Extracted data entries:
--

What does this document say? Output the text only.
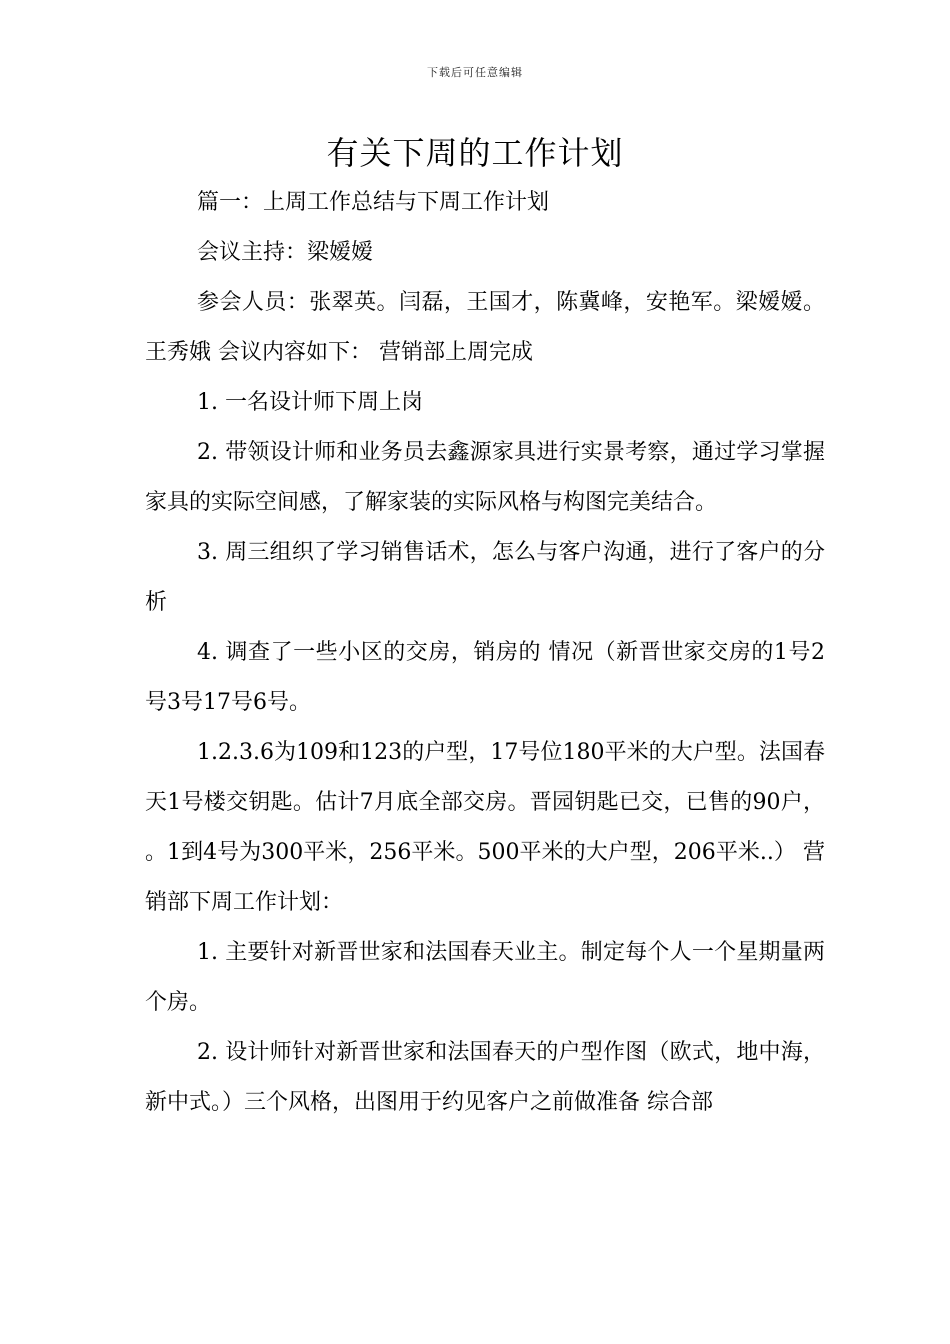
下载后可任意编辑
有关下周的工作计划

篇一：上周工作总结与下周工作计划

会议主持：梁嫒嫒

参会人员：张翠英。闫磊，王国才，陈冀峰，安艳军。梁嫒嫒。王秀娥 会议内容如下： 营销部上周完成

1. 一名设计师下周上岗

2. 带领设计师和业务员去鑫源家具进行实景考察，通过学习掌握家具的实际空间感，了解家装的实际风格与构图完美结合。

3. 周三组织了学习销售话术，怎么与客户沟通，进行了客户的分析

4. 调查了一些小区的交房，销房的 情况（新晋世家交房的1号2号3号17号6号。

1.2.3.6为109和123的户型，17号位180平米的大户型。法国春天1号楼交钥匙。估计7月底全部交房。晋园钥匙已交，已售的90户， 。1到4号为300平米，256平米。500平米的大户型，206平米..） 营销部下周工作计划：

1. 主要针对新晋世家和法国春天业主。制定每个人一个星期量两个房。

2. 设计师针对新晋世家和法国春天的户型作图（欧式，地中海，新中式。）三个风格，出图用于约见客户之前做准备 综合部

--

Quote the data above in full, leaving out the pictures it holds.

> [EXERCISE OUTPUT]:
What does this document say? Output the text only.
下载后可任意编辑
有关下周的工作计划

篇一：上周工作总结与下周工作计划

会议主持：梁嫒嫒

参会人员：张翠英。闫磊，王国才，陈冀峰，安艳军。梁嫒嫒。王秀娥 会议内容如下： 营销部上周完成

1. 一名设计师下周上岗

2. 带领设计师和业务员去鑫源家具进行实景考察，通过学习掌握家具的实际空间感，了解家装的实际风格与构图完美结合。

3. 周三组织了学习销售话术，怎么与客户沟通，进行了客户的分析

4. 调查了一些小区的交房，销房的 情况（新晋世家交房的1号2号3号17号6号。

1.2.3.6为109和123的户型，17号位180平米的大户型。法国春天1号楼交钥匙。估计7月底全部交房。晋园钥匙已交，已售的90户， 。1到4号为300平米，256平米。500平米的大户型，206平米..） 营销部下周工作计划：

1. 主要针对新晋世家和法国春天业主。制定每个人一个星期量两个房。

2. 设计师针对新晋世家和法国春天的户型作图（欧式，地中海，新中式。）三个风格，出图用于约见客户之前做准备 综合部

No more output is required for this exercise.